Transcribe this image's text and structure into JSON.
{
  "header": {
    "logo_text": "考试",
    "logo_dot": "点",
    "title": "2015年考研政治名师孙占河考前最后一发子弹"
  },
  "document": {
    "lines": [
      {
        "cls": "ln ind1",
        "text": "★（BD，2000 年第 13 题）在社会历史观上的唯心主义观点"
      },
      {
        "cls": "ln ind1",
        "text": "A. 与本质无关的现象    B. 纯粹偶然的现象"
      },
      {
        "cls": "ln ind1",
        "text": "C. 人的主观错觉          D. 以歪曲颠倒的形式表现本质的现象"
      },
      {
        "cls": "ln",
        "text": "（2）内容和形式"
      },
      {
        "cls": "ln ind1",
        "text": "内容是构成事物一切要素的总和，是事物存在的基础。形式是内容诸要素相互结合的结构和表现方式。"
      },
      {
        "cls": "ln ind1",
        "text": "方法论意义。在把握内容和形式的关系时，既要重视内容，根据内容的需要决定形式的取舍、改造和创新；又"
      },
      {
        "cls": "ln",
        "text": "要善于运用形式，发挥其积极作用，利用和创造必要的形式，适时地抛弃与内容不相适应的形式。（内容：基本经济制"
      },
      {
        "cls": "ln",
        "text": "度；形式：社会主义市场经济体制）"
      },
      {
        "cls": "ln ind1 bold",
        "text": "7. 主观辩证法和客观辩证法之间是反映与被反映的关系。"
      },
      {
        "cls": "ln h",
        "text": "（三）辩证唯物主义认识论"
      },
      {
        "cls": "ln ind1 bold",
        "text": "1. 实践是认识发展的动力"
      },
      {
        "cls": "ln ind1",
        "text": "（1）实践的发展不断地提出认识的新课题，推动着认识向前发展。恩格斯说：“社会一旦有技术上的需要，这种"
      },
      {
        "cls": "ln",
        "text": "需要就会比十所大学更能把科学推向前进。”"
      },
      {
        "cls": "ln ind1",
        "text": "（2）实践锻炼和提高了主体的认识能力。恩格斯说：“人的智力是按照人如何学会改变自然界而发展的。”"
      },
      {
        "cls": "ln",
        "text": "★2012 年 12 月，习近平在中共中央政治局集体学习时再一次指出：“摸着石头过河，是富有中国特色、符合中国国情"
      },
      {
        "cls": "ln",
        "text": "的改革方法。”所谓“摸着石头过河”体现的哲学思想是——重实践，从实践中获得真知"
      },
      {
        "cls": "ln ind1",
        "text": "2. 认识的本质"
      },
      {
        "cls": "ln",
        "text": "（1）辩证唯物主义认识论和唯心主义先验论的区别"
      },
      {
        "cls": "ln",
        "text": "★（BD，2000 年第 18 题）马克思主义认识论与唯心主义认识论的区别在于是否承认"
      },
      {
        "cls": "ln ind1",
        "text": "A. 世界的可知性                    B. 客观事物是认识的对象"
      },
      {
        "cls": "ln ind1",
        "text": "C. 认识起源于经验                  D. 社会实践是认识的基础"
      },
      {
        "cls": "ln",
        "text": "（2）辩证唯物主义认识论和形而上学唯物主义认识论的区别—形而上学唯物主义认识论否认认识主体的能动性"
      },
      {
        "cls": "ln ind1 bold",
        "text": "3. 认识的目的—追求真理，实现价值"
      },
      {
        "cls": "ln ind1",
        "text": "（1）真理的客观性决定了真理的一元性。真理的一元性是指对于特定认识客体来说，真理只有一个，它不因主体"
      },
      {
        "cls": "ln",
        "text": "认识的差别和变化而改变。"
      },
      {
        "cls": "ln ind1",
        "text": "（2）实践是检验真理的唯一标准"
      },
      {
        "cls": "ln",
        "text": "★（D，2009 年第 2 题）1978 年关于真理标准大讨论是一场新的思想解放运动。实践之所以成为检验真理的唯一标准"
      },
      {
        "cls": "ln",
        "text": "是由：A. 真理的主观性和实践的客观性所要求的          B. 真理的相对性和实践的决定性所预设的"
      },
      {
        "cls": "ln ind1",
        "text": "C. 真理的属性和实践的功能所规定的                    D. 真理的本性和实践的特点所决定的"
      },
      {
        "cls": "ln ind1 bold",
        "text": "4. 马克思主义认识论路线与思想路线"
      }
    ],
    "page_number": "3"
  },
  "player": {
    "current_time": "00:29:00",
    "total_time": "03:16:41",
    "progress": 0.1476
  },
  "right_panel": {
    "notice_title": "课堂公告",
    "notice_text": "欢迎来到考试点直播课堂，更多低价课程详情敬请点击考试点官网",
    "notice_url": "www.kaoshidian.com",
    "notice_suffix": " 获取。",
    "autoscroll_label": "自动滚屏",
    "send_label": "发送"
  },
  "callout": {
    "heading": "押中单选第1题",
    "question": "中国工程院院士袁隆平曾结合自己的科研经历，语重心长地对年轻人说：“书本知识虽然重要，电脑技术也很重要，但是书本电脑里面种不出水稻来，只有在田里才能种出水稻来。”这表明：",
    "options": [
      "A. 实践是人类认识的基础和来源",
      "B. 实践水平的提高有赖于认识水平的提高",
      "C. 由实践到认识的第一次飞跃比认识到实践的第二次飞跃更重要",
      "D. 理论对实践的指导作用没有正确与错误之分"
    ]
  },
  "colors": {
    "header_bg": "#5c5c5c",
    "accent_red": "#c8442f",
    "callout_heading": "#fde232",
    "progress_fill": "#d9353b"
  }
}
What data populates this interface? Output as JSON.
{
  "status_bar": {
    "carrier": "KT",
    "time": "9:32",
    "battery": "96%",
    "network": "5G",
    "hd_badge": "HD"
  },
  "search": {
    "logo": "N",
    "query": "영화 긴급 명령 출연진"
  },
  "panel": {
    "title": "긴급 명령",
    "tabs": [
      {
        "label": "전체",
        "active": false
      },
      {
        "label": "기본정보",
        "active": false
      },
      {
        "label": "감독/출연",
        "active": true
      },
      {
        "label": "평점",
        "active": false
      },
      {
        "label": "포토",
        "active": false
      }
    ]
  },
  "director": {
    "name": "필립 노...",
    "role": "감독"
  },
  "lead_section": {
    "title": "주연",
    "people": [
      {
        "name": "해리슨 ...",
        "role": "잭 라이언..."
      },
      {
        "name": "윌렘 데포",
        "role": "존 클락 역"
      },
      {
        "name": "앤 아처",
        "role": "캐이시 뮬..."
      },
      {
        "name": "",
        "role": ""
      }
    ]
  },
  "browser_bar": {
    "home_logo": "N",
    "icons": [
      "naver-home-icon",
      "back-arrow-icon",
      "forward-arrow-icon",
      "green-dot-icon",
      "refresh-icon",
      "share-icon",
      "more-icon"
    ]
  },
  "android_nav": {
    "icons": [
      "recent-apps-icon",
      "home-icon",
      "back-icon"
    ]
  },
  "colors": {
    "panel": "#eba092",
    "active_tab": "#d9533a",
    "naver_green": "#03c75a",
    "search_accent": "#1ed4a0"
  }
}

• • • • •

> [WRITTEN EXERCISE]
Gather, from the listing above, every line carrying the word "this".

> [TASK ANSWER]
Transcribe this image's text and structure into JSON.
What data populates this interface? Output as JSON.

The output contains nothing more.